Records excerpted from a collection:
● ● ● ● ●
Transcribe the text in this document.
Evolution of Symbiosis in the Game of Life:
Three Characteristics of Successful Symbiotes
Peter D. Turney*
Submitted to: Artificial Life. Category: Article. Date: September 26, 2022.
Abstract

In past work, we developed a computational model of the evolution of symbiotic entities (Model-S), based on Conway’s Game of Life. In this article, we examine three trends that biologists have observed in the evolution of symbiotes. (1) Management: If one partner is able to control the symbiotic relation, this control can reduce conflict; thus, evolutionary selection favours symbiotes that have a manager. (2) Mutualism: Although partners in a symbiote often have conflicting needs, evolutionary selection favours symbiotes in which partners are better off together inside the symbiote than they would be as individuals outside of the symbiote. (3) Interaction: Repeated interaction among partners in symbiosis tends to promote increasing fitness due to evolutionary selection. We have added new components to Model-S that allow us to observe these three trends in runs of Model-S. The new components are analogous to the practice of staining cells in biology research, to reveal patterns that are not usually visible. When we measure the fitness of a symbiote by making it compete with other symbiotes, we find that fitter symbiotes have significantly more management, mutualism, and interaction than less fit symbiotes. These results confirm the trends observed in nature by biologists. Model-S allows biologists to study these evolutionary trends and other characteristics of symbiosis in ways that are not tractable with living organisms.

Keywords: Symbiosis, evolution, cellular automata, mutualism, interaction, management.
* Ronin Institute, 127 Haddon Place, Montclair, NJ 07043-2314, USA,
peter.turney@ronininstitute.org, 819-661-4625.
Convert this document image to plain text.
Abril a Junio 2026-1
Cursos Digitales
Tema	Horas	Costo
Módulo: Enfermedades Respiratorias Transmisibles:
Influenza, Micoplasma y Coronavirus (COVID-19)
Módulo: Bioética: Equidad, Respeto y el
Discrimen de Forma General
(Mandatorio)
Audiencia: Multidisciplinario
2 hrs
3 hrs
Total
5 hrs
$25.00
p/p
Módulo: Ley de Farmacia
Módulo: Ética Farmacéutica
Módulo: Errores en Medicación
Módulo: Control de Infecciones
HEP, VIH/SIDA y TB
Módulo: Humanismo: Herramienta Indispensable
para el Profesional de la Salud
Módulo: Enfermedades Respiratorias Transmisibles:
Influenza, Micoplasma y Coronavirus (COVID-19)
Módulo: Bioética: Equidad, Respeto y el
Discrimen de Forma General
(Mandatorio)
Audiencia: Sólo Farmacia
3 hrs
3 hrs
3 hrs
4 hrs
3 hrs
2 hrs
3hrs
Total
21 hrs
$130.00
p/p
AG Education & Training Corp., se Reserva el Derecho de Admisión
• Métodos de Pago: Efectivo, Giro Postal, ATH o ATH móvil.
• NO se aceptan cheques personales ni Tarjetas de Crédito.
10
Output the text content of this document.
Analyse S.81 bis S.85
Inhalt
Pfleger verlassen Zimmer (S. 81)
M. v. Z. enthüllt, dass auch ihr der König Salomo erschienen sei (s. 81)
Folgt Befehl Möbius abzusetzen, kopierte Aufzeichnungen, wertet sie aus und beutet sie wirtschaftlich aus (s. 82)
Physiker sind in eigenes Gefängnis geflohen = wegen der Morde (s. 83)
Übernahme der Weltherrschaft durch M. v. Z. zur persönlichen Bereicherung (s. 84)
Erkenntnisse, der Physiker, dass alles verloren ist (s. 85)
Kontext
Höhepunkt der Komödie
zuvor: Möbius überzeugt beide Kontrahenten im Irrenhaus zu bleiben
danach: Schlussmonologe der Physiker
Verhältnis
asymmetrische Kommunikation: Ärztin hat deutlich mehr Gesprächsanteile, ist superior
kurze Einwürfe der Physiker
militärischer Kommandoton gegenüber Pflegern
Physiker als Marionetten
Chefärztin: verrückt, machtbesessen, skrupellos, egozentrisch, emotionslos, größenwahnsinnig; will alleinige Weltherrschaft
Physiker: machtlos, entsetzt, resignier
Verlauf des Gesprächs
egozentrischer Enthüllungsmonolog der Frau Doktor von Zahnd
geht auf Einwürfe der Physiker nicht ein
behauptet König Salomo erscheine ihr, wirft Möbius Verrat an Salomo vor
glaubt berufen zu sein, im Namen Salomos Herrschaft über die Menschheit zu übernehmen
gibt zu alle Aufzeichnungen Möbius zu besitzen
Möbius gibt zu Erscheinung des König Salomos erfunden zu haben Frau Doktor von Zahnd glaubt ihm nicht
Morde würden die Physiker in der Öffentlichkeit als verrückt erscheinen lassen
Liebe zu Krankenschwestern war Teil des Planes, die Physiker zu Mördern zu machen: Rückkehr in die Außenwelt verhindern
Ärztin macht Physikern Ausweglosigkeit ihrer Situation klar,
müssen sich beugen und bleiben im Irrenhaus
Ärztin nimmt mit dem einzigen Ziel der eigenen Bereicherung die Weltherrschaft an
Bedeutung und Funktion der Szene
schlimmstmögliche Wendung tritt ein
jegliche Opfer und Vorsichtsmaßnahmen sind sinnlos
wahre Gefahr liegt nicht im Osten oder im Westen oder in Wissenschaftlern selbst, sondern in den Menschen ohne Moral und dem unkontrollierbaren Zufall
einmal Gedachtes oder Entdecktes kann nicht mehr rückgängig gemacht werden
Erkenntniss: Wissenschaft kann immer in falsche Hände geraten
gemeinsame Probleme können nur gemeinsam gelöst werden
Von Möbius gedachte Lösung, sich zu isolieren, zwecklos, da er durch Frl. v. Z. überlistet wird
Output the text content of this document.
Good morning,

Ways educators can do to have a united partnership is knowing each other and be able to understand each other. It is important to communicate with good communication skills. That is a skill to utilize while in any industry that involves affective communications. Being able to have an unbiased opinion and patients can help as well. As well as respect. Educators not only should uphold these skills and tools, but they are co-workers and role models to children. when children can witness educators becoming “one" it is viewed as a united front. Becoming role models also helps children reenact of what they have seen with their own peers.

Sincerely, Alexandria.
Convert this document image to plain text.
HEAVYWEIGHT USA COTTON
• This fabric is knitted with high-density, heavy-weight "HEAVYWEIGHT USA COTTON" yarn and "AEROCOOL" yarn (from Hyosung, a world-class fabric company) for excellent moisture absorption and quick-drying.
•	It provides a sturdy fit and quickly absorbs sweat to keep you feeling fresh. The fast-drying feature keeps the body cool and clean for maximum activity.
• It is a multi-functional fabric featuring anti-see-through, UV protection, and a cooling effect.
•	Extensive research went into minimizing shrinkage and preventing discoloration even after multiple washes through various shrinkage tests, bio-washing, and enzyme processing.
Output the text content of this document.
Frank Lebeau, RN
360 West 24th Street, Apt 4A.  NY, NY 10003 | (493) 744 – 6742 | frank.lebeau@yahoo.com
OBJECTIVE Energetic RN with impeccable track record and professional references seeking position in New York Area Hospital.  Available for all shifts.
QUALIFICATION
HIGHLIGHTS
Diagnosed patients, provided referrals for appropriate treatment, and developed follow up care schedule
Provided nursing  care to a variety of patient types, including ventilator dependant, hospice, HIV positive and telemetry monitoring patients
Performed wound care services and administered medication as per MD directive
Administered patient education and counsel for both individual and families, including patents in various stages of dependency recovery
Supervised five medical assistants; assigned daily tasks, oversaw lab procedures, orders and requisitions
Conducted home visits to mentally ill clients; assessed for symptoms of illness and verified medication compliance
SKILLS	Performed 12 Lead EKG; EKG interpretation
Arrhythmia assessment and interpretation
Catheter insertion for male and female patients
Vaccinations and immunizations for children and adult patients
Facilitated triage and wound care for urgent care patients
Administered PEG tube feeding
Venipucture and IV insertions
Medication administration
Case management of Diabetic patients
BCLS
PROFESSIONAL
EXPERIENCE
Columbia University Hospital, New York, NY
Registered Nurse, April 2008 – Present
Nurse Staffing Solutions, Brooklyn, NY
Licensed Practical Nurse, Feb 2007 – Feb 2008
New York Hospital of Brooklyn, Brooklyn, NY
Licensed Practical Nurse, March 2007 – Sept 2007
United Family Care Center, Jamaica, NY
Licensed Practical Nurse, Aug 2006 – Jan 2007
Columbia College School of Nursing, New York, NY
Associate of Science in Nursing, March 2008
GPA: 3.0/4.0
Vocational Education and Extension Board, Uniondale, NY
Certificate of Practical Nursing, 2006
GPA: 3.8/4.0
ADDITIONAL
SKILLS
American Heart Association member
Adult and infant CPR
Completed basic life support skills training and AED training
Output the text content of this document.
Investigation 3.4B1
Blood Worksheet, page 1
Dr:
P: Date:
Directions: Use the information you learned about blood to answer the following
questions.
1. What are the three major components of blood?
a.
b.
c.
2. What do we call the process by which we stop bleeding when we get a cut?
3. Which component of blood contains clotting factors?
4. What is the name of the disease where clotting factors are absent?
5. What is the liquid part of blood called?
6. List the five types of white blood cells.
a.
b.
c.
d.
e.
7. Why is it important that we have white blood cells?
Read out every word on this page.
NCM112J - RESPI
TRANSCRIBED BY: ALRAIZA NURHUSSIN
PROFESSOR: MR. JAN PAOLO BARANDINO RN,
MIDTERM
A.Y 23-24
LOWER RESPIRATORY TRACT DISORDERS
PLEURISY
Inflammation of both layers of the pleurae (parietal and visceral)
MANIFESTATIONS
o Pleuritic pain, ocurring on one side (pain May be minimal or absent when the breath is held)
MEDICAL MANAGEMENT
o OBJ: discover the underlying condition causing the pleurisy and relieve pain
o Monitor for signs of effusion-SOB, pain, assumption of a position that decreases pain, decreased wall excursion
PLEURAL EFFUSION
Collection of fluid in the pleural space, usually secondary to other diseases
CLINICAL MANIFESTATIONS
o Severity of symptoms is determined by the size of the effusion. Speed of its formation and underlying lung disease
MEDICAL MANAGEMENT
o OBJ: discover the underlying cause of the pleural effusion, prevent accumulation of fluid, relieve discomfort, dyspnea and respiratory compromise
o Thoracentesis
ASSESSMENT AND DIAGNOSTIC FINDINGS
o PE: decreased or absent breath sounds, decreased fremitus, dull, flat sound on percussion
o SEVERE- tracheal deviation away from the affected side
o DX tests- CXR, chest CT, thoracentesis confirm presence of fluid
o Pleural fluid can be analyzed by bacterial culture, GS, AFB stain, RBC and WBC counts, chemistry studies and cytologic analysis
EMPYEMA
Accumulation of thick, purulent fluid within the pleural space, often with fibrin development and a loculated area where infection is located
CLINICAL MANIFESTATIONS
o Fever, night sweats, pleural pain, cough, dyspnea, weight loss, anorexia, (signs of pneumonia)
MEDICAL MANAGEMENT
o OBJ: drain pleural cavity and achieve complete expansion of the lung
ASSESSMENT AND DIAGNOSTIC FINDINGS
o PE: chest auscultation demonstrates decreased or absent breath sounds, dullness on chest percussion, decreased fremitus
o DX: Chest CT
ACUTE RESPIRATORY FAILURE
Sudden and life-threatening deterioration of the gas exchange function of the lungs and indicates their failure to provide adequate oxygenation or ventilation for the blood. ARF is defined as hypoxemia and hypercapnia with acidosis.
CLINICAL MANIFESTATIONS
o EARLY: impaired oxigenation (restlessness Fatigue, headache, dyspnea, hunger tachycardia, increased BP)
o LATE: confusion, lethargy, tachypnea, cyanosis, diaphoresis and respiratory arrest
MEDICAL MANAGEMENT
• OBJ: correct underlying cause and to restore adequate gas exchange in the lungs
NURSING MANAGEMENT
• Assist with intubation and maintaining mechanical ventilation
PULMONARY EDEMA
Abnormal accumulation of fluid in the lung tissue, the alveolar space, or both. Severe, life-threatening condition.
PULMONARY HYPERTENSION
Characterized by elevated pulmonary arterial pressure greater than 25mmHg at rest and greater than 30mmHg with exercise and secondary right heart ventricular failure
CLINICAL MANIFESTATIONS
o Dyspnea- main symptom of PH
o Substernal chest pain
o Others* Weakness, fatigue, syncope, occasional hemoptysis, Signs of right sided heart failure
● ● ● ● ●
● Action item: Return only the lines of the records in which the string "interpretation" appears.

● Answer to the problem:
SKILLS	Performed 12 Lead EKG; EKG interpretation
Arrhythmia assessment and interpretation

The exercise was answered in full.